#### [WHAT YOU WILL DO]
Review the material line by line. Identify and copy every line that contains the string "index".

[Records excerpted from a collection]
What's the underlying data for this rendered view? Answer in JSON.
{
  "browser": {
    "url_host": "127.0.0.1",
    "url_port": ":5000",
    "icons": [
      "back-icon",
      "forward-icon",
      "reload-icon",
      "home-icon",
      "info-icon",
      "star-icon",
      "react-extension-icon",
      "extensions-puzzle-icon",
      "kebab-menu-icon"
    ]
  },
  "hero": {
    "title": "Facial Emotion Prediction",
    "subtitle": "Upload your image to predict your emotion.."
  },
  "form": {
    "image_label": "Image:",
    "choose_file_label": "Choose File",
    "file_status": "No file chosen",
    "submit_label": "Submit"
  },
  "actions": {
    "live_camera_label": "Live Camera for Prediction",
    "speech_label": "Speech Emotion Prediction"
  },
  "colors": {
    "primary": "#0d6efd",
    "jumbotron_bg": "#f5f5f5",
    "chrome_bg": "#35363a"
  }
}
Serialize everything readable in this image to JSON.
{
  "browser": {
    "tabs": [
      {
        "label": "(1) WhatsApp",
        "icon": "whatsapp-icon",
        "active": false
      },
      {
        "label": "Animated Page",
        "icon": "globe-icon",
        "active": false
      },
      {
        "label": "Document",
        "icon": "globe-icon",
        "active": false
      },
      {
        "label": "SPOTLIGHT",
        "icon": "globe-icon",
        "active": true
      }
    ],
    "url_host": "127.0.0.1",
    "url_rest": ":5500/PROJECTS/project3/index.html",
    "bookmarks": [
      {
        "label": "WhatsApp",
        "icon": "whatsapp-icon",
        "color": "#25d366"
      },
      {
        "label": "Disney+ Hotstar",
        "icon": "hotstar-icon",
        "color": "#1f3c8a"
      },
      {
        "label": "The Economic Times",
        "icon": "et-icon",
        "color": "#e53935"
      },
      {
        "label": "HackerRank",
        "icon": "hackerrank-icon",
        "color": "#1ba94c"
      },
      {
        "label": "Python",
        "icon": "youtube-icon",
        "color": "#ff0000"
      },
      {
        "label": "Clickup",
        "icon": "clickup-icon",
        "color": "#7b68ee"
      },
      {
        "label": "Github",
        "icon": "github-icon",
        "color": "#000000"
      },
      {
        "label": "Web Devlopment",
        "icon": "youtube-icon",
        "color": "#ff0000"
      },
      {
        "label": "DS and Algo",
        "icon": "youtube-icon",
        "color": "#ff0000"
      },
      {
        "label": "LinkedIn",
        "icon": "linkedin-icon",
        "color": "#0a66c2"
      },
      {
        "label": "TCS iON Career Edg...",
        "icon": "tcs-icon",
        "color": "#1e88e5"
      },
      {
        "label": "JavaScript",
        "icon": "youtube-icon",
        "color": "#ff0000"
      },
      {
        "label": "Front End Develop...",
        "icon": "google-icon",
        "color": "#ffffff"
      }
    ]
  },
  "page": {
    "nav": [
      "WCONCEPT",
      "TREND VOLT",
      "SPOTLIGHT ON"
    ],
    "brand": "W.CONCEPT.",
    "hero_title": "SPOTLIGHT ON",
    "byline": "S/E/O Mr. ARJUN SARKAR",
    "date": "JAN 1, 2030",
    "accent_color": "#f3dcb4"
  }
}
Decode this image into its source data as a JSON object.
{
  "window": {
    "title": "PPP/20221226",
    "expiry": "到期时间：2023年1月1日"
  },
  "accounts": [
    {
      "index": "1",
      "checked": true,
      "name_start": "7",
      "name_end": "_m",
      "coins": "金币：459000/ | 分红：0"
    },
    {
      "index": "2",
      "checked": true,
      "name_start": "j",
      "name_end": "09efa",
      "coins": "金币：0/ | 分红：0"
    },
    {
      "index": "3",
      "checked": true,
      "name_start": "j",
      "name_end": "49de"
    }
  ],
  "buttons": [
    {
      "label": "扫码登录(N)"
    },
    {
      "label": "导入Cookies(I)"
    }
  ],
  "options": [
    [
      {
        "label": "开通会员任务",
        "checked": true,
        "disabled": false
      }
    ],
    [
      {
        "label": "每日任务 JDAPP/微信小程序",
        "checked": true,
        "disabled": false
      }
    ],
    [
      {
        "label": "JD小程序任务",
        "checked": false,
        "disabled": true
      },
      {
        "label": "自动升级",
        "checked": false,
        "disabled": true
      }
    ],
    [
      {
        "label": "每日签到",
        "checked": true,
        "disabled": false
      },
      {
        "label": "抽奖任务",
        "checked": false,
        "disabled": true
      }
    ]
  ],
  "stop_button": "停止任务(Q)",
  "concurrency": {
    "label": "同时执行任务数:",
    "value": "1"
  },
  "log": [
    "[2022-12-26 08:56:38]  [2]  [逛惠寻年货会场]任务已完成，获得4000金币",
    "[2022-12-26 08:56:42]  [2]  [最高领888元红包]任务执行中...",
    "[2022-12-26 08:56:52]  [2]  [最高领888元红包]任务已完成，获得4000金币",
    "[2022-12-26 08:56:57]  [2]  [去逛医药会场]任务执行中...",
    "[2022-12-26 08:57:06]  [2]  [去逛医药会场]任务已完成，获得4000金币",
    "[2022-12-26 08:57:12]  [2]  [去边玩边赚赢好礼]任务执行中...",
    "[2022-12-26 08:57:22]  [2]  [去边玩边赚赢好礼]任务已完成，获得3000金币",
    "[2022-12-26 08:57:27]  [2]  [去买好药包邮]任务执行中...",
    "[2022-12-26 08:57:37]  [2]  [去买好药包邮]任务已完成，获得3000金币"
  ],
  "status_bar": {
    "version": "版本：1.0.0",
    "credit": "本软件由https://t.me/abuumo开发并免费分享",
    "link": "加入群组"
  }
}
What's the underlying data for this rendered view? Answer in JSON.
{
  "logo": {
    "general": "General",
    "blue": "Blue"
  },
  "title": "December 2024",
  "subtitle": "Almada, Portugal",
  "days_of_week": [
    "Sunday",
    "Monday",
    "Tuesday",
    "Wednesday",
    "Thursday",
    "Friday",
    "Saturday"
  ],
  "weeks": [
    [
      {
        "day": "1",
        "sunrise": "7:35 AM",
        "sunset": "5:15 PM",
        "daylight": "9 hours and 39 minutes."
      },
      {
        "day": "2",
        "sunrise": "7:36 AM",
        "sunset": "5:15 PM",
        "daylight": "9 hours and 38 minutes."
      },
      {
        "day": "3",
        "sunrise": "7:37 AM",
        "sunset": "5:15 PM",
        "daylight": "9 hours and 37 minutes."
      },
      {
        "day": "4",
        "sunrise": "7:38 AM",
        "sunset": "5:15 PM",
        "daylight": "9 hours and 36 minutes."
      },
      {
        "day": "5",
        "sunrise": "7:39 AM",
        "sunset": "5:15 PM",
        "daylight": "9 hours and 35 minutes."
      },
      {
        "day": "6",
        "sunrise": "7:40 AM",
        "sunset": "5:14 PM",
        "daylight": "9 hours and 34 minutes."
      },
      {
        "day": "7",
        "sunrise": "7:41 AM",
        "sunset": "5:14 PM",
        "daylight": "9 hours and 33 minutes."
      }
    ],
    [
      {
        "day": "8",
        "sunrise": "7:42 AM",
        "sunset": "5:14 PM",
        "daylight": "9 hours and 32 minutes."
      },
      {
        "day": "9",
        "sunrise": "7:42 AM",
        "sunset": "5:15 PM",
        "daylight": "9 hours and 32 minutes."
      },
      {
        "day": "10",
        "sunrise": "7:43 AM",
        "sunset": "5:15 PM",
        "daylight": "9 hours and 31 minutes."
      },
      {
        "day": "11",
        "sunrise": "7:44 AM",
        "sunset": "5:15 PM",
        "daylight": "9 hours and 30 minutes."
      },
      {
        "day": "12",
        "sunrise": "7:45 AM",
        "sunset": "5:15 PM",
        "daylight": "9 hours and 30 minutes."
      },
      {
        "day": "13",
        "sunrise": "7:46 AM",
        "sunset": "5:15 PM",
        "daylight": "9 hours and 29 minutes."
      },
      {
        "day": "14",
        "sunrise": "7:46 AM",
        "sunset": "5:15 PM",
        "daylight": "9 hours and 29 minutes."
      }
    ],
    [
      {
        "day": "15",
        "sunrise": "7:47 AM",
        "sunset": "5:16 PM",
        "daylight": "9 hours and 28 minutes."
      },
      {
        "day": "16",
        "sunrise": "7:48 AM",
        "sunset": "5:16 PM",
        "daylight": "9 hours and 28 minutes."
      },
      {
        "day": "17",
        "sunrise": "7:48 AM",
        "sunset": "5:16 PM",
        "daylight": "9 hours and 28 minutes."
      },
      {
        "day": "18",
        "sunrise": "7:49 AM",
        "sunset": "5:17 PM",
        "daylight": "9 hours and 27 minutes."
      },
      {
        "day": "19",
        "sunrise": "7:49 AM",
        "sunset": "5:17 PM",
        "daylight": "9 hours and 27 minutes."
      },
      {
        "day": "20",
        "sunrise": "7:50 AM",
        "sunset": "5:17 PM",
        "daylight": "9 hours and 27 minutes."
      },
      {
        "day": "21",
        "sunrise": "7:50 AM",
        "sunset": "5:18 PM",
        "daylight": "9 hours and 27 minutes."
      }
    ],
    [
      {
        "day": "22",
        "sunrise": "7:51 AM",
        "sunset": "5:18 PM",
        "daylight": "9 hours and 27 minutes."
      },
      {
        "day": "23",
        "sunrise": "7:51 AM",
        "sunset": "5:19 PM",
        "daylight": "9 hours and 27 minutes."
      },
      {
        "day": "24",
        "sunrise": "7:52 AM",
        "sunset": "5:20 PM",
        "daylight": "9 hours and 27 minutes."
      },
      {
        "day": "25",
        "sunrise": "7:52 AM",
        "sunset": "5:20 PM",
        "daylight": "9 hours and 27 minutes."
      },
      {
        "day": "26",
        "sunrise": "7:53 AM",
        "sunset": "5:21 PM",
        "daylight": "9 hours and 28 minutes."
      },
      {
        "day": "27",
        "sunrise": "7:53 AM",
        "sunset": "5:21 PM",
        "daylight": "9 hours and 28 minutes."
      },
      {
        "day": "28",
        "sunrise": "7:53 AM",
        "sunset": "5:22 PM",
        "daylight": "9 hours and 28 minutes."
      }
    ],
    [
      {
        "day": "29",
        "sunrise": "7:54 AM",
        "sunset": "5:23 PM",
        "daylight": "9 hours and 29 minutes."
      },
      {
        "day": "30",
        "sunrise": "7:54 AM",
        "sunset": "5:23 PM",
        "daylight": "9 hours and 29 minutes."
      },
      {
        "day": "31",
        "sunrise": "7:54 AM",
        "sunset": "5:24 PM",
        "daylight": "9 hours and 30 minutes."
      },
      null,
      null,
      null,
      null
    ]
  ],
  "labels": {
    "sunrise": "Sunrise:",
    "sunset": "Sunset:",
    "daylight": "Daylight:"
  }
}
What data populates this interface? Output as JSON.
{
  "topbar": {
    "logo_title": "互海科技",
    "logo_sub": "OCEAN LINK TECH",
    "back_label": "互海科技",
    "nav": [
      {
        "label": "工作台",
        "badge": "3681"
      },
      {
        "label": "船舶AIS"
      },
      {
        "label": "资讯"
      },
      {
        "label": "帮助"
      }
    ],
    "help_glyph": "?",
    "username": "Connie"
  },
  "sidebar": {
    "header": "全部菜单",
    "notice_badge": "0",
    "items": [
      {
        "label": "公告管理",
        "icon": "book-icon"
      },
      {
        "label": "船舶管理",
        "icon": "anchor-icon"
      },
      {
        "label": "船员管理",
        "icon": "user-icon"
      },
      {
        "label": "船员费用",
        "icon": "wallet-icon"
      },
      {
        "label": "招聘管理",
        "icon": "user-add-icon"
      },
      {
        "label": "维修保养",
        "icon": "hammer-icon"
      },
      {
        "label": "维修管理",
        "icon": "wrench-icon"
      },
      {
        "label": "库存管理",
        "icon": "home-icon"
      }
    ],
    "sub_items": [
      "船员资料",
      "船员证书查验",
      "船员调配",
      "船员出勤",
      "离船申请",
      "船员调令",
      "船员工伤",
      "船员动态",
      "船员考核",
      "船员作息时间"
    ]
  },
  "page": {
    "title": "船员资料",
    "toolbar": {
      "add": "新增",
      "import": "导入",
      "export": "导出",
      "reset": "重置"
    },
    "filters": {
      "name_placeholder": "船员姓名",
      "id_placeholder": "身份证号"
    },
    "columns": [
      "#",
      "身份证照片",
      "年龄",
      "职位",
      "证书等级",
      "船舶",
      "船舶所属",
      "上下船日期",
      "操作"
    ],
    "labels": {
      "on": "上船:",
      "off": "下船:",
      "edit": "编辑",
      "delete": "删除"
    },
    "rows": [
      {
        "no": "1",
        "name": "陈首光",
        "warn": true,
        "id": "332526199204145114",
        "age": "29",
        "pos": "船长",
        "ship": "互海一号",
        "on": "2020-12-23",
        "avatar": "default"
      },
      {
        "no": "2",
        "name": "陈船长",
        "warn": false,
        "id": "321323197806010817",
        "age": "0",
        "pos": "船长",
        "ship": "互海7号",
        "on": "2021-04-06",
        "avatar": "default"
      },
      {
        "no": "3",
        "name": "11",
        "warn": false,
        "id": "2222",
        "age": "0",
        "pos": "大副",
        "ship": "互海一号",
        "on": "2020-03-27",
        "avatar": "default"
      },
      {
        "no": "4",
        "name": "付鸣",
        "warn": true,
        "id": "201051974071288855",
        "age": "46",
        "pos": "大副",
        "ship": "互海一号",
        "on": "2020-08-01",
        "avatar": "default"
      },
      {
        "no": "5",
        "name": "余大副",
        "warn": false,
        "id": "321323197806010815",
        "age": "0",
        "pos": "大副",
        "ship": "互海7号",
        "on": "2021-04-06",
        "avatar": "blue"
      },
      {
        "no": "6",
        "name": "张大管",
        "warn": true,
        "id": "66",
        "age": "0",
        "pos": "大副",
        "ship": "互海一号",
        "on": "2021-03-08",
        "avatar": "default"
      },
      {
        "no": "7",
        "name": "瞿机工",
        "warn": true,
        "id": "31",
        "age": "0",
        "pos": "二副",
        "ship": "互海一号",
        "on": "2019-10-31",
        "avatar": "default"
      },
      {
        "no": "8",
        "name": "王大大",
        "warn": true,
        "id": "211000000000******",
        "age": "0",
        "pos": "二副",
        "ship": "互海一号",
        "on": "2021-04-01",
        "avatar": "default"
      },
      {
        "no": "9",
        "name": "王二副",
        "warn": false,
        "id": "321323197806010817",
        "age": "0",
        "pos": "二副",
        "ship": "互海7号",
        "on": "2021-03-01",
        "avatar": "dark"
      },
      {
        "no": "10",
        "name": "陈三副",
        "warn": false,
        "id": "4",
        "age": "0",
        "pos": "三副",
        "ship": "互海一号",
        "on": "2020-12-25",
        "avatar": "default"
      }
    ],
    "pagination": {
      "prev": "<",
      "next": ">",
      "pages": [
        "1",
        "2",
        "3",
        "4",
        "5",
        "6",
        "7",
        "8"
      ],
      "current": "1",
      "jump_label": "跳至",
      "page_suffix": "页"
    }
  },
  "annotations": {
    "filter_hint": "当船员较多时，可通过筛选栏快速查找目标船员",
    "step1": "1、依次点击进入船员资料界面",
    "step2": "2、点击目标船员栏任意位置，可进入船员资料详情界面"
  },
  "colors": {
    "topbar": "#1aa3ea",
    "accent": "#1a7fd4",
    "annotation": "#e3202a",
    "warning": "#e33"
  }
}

#### [SOLUTION]
    "url_rest": ":5500/PROJECTS/project3/index.html",
      "index": "1",
      "index": "2",
      "index": "3",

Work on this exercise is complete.